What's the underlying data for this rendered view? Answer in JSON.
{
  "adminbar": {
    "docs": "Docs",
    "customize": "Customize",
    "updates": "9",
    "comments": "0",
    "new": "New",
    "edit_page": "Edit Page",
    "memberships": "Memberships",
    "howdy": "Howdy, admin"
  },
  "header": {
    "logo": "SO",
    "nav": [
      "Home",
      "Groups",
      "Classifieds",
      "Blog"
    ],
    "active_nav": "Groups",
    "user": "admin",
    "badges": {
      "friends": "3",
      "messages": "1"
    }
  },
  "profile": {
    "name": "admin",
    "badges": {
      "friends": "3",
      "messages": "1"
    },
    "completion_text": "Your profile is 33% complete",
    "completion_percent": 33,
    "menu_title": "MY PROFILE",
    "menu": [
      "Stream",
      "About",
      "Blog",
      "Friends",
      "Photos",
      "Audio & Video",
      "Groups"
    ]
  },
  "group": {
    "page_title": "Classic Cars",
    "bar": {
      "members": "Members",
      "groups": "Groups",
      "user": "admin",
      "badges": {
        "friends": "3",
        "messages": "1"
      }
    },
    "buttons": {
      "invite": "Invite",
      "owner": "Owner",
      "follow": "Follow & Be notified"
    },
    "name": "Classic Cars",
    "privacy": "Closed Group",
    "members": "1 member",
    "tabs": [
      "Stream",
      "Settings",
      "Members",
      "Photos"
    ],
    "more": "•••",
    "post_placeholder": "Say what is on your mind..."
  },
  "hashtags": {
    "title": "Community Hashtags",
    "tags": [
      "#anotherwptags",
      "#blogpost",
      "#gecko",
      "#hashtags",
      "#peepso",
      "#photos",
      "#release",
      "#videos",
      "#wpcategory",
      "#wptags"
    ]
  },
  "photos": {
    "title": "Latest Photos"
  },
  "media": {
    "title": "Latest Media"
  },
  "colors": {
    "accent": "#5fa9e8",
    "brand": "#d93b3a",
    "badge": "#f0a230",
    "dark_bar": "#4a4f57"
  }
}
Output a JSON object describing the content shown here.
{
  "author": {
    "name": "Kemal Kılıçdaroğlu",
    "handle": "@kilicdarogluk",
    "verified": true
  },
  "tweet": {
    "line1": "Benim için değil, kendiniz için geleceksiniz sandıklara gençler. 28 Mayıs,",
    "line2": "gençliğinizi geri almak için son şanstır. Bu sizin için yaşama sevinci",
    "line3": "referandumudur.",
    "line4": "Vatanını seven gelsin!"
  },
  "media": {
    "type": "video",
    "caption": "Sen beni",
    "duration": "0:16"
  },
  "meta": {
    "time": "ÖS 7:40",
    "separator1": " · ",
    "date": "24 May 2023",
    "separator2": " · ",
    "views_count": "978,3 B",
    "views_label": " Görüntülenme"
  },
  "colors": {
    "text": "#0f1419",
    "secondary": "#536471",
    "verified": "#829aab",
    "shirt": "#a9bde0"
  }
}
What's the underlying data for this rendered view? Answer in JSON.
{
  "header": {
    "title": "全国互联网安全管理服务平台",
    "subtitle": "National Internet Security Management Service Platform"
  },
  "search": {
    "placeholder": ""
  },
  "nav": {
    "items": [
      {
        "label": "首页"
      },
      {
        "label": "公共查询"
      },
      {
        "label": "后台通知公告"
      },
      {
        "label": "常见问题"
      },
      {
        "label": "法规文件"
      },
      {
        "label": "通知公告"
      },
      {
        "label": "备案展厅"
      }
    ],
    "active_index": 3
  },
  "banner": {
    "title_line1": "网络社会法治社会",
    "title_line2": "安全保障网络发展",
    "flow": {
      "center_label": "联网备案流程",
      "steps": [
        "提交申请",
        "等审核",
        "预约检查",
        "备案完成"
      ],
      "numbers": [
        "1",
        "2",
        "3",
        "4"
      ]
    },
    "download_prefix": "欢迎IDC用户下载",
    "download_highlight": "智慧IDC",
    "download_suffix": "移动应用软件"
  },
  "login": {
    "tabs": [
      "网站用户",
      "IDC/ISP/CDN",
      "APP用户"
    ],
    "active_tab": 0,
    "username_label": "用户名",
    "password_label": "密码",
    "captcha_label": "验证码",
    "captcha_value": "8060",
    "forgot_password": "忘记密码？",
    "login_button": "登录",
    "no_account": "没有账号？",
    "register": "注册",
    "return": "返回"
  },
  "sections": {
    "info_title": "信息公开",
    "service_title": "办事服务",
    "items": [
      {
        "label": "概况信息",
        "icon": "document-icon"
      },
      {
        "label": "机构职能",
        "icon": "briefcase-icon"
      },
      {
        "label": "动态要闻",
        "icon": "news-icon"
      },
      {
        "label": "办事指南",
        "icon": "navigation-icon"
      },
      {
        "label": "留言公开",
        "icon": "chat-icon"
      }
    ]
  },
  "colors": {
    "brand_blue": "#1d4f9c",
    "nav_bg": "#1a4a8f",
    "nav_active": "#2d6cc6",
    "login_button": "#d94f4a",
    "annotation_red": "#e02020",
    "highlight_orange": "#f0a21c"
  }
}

• Exercise directions: Give the listing above again, word for word.

• Output for this exercise:
What's the underlying data for this rendered view? Answer in JSON.
{
  "adminbar": {
    "docs": "Docs",
    "customize": "Customize",
    "updates": "9",
    "comments": "0",
    "new": "New",
    "edit_page": "Edit Page",
    "memberships": "Memberships",
    "howdy": "Howdy, admin"
  },
  "header": {
    "logo": "SO",
    "nav": [
      "Home",
      "Groups",
      "Classifieds",
      "Blog"
    ],
    "active_nav": "Groups",
    "user": "admin",
    "badges": {
      "friends": "3",
      "messages": "1"
    }
  },
  "profile": {
    "name": "admin",
    "badges": {
      "friends": "3",
      "messages": "1"
    },
    "completion_text": "Your profile is 33% complete",
    "completion_percent": 33,
    "menu_title": "MY PROFILE",
    "menu": [
      "Stream",
      "About",
      "Blog",
      "Friends",
      "Photos",
      "Audio & Video",
      "Groups"
    ]
  },
  "group": {
    "page_title": "Classic Cars",
    "bar": {
      "members": "Members",
      "groups": "Groups",
      "user": "admin",
      "badges": {
        "friends": "3",
        "messages": "1"
      }
    },
    "buttons": {
      "invite": "Invite",
      "owner": "Owner",
      "follow": "Follow & Be notified"
    },
    "name": "Classic Cars",
    "privacy": "Closed Group",
    "members": "1 member",
    "tabs": [
      "Stream",
      "Settings",
      "Members",
      "Photos"
    ],
    "more": "•••",
    "post_placeholder": "Say what is on your mind..."
  },
  "hashtags": {
    "title": "Community Hashtags",
    "tags": [
      "#anotherwptags",
      "#blogpost",
      "#gecko",
      "#hashtags",
      "#peepso",
      "#photos",
      "#release",
      "#videos",
      "#wpcategory",
      "#wptags"
    ]
  },
  "photos": {
    "title": "Latest Photos"
  },
  "media": {
    "title": "Latest Media"
  },
  "colors": {
    "accent": "#5fa9e8",
    "brand": "#d93b3a",
    "badge": "#f0a230",
    "dark_bar": "#4a4f57"
  }
}
Output a JSON object describing the content shown here.
{
  "author": {
    "name": "Kemal Kılıçdaroğlu",
    "handle": "@kilicdarogluk",
    "verified": true
  },
  "tweet": {
    "line1": "Benim için değil, kendiniz için geleceksiniz sandıklara gençler. 28 Mayıs,",
    "line2": "gençliğinizi geri almak için son şanstır. Bu sizin için yaşama sevinci",
    "line3": "referandumudur.",
    "line4": "Vatanını seven gelsin!"
  },
  "media": {
    "type": "video",
    "caption": "Sen beni",
    "duration": "0:16"
  },
  "meta": {
    "time": "ÖS 7:40",
    "separator1": " · ",
    "date": "24 May 2023",
    "separator2": " · ",
    "views_count": "978,3 B",
    "views_label": " Görüntülenme"
  },
  "colors": {
    "text": "#0f1419",
    "secondary": "#536471",
    "verified": "#829aab",
    "shirt": "#a9bde0"
  }
}
What's the underlying data for this rendered view? Answer in JSON.
{
  "header": {
    "title": "全国互联网安全管理服务平台",
    "subtitle": "National Internet Security Management Service Platform"
  },
  "search": {
    "placeholder": ""
  },
  "nav": {
    "items": [
      {
        "label": "首页"
      },
      {
        "label": "公共查询"
      },
      {
        "label": "后台通知公告"
      },
      {
        "label": "常见问题"
      },
      {
        "label": "法规文件"
      },
      {
        "label": "通知公告"
      },
      {
        "label": "备案展厅"
      }
    ],
    "active_index": 3
  },
  "banner": {
    "title_line1": "网络社会法治社会",
    "title_line2": "安全保障网络发展",
    "flow": {
      "center_label": "联网备案流程",
      "steps": [
        "提交申请",
        "等审核",
        "预约检查",
        "备案完成"
      ],
      "numbers": [
        "1",
        "2",
        "3",
        "4"
      ]
    },
    "download_prefix": "欢迎IDC用户下载",
    "download_highlight": "智慧IDC",
    "download_suffix": "移动应用软件"
  },
  "login": {
    "tabs": [
      "网站用户",
      "IDC/ISP/CDN",
      "APP用户"
    ],
    "active_tab": 0,
    "username_label": "用户名",
    "password_label": "密码",
    "captcha_label": "验证码",
    "captcha_value": "8060",
    "forgot_password": "忘记密码？",
    "login_button": "登录",
    "no_account": "没有账号？",
    "register": "注册",
    "return": "返回"
  },
  "sections": {
    "info_title": "信息公开",
    "service_title": "办事服务",
    "items": [
      {
        "label": "概况信息",
        "icon": "document-icon"
      },
      {
        "label": "机构职能",
        "icon": "briefcase-icon"
      },
      {
        "label": "动态要闻",
        "icon": "news-icon"
      },
      {
        "label": "办事指南",
        "icon": "navigation-icon"
      },
      {
        "label": "留言公开",
        "icon": "chat-icon"
      }
    ]
  },
  "colors": {
    "brand_blue": "#1d4f9c",
    "nav_bg": "#1a4a8f",
    "nav_active": "#2d6cc6",
    "login_button": "#d94f4a",
    "annotation_red": "#e02020",
    "highlight_orange": "#f0a21c"
  }
}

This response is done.